- To do
Report every line of the records that includes the word "JSON".

[[ Extracted data open ]]

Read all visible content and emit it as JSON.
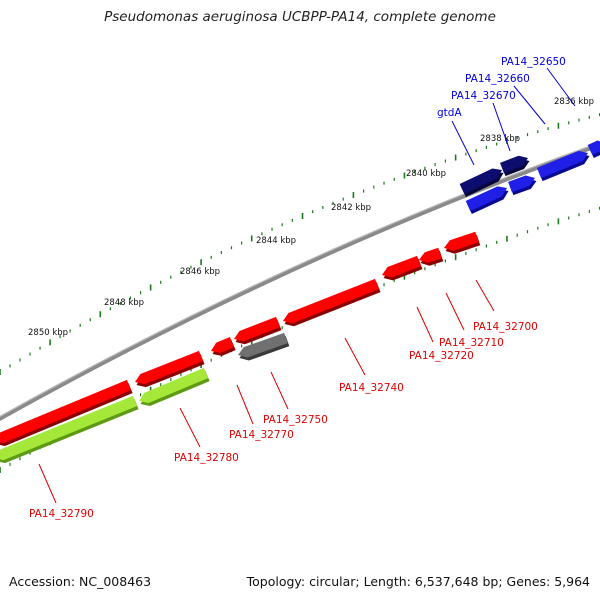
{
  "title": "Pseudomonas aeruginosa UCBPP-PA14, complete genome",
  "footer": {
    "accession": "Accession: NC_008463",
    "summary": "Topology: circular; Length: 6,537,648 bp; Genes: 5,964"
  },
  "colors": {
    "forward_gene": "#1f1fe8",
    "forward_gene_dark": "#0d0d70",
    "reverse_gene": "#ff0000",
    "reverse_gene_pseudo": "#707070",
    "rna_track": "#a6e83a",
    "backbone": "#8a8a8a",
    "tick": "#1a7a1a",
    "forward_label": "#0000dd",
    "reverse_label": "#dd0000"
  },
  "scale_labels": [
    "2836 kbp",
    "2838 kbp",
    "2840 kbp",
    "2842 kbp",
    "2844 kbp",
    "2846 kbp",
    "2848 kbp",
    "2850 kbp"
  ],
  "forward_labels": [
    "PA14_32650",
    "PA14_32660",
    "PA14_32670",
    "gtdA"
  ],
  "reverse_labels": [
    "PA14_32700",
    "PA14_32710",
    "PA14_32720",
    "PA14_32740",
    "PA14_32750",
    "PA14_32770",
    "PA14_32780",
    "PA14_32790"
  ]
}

[[ Extracted data closed ]]
[[ Extracted data open ]]

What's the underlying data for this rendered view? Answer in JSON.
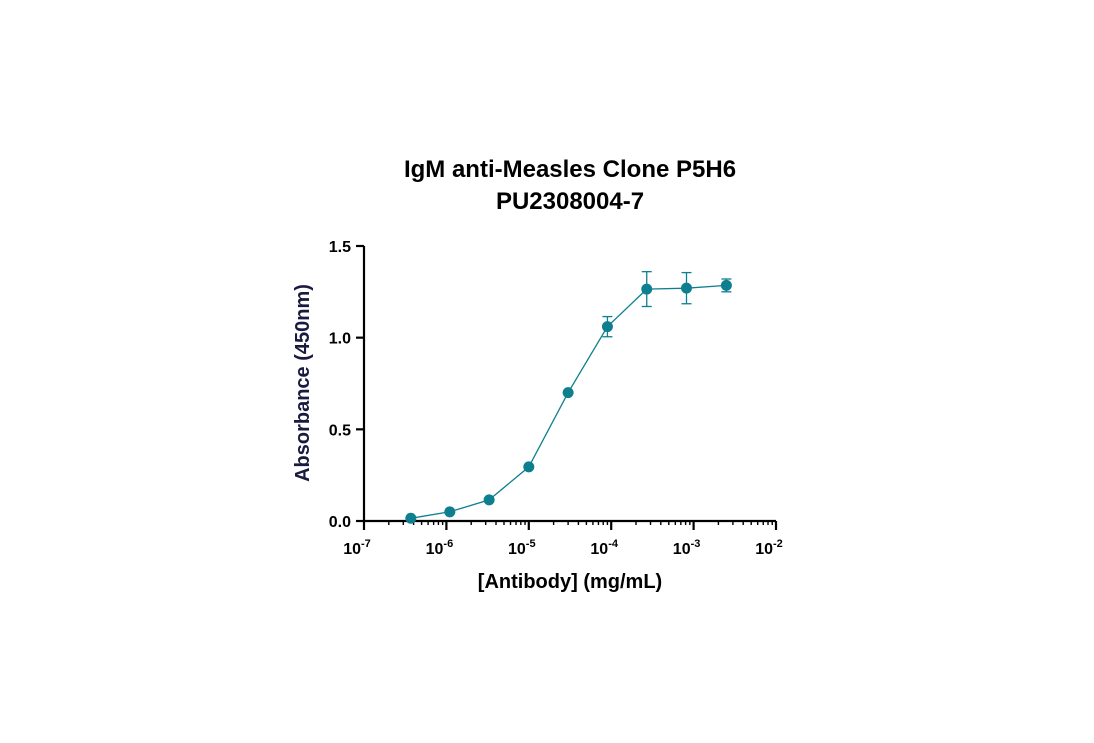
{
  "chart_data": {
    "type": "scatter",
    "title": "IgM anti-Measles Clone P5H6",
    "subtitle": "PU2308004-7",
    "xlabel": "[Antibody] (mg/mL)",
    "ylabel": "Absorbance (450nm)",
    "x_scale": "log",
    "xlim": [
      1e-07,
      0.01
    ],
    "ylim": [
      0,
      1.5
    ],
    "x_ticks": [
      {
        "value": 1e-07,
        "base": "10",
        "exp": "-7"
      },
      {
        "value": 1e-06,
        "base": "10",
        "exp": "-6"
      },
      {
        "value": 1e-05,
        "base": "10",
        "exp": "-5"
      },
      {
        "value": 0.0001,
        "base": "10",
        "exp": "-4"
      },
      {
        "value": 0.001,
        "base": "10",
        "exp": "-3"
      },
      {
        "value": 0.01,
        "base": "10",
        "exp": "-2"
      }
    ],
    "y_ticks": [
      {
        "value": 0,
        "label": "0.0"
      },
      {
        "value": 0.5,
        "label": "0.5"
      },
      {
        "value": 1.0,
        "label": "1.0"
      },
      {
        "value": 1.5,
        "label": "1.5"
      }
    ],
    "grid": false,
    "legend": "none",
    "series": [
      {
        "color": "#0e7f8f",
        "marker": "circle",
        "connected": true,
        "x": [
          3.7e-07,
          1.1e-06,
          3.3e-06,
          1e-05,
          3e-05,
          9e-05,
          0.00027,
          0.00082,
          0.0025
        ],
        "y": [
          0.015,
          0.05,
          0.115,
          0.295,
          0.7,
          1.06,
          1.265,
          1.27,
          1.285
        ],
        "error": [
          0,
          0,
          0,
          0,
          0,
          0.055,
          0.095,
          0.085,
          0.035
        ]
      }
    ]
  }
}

[[ Extracted data closed ]]

- Written answer
Read all visible content and emit it as JSON.
What's the underlying data for this rendered view? Answer in JSON.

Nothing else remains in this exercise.